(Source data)
— begin —
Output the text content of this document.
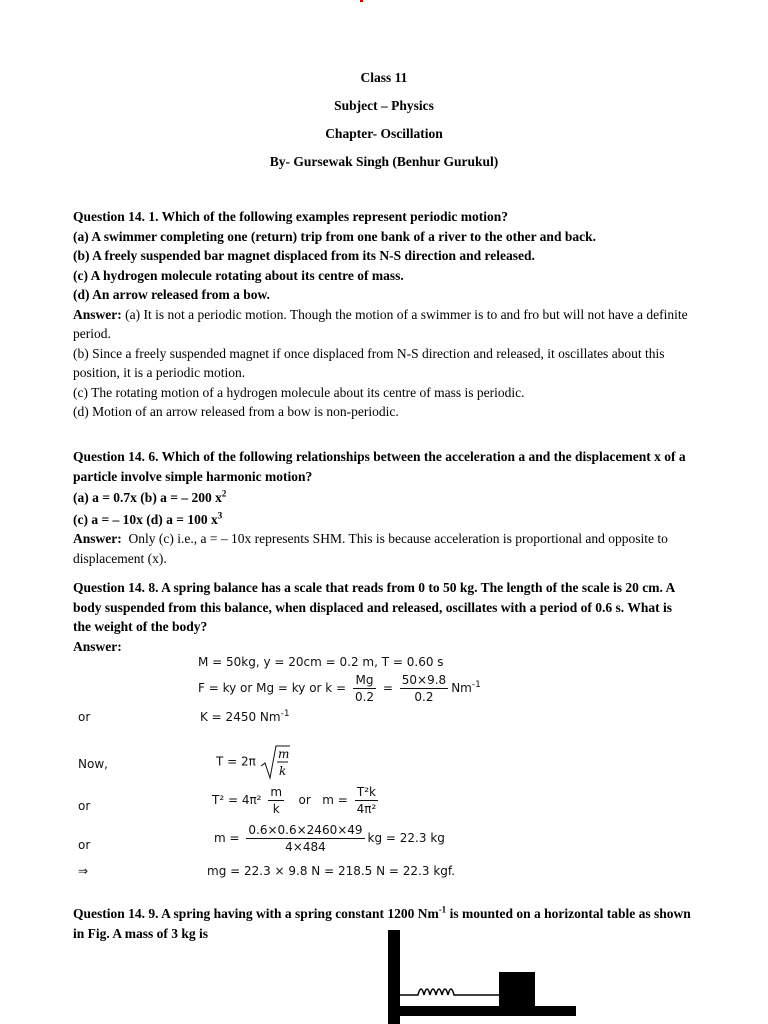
Class 11
Subject – Physics
Chapter- Oscillation
By- Gursewak Singh (Benhur Gurukul)

Question 14. 1. Which of the following examples represent periodic motion?

(a) A swimmer completing one (return) trip from one bank of a river to the other and back.

(b) A freely suspended bar magnet displaced from its N-S direction and released.

(c) A hydrogen molecule rotating about its centre of mass.

(d) An arrow released from a bow.

Answer: (a) It is not a periodic motion. Though the motion of a swimmer is to and fro but will not have a definite period.

(b) Since a freely suspended magnet if once displaced from N-S direction and released, it oscillates about this position, it is a periodic motion.

(c) The rotating motion of a hydrogen molecule about its centre of mass is periodic.

(d) Motion of an arrow released from a bow is non-periodic.

Question 14. 6. Which of the following relationships between the acceleration a and the displacement x of a particle involve simple harmonic motion?

(a) a = 0.7x (b) a = – 200 $x^2$

(c) a = – 10x (d) a = 100 $x^3$

Answer: Only (c) i.e., a = – 10x represents SHM. This is because acceleration is proportional and opposite to displacement (x).

Question 14. 8. A spring balance has a scale that reads from 0 to 50 kg. The length of the scale is 20 cm. A body suspended from this balance, when displaced and released, oscillates with a period of 0.6 s. What is the weight of the body?

Answer:

M = 50kg, y = 20cm = 0.2 m, T = 0.60 s
F = ky or Mg = ky or $k = \frac{Mg}{0.2} = \frac{50\times 9.8}{0.2} Nm^{-1}$
or	K = 2450 $Nm^{-1}$
Now,	T = 2π
m
k
or	$T^2 = 4\pi^2 \frac{m}{k}$ or $m = \frac{\text{T²k}}{\text{4π²}}$
or	$m = \frac{0.6\times 0.6\times 2460\times 49}{4\times 484}$ kg = 22.3 kg
⇒	mg = 22.3 × 9.8 N = 218.5 N = 22.3 kgf.

Question 14. 9. A spring having with a spring constant 1200 $Nm^{-1}$ is mounted on a horizontal table as shown in Fig. A mass of 3 kg is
— end —
Reproduce every line precisely as given, omitting all pictures.

Output the text content of this document.
Class 11
Subject – Physics
Chapter- Oscillation
By- Gursewak Singh (Benhur Gurukul)

Question 14. 1. Which of the following examples represent periodic motion?

(a) A swimmer completing one (return) trip from one bank of a river to the other and back.

(b) A freely suspended bar magnet displaced from its N-S direction and released.

(c) A hydrogen molecule rotating about its centre of mass.

(d) An arrow released from a bow.

Answer: (a) It is not a periodic motion. Though the motion of a swimmer is to and fro but will not have a definite period.

(b) Since a freely suspended magnet if once displaced from N-S direction and released, it oscillates about this position, it is a periodic motion.

(c) The rotating motion of a hydrogen molecule about its centre of mass is periodic.

(d) Motion of an arrow released from a bow is non-periodic.

Question 14. 6. Which of the following relationships between the acceleration a and the displacement x of a particle involve simple harmonic motion?

(a) a = 0.7x (b) a = – 200 $x^2$

(c) a = – 10x (d) a = 100 $x^3$

Answer: Only (c) i.e., a = – 10x represents SHM. This is because acceleration is proportional and opposite to displacement (x).

Question 14. 8. A spring balance has a scale that reads from 0 to 50 kg. The length of the scale is 20 cm. A body suspended from this balance, when displaced and released, oscillates with a period of 0.6 s. What is the weight of the body?

Answer:

M = 50kg, y = 20cm = 0.2 m, T = 0.60 s
F = ky or Mg = ky or $k = \frac{Mg}{0.2} = \frac{50\times 9.8}{0.2} Nm^{-1}$
or	K = 2450 $Nm^{-1}$
Now,	T = 2π
m
k
or	$T^2 = 4\pi^2 \frac{m}{k}$ or $m = \frac{\text{T²k}}{\text{4π²}}$
or	$m = \frac{0.6\times 0.6\times 2460\times 49}{4\times 484}$ kg = 22.3 kg
⇒	mg = 22.3 × 9.8 N = 218.5 N = 22.3 kgf.

Question 14. 9. A spring having with a spring constant 1200 $Nm^{-1}$ is mounted on a horizontal table as shown in Fig. A mass of 3 kg is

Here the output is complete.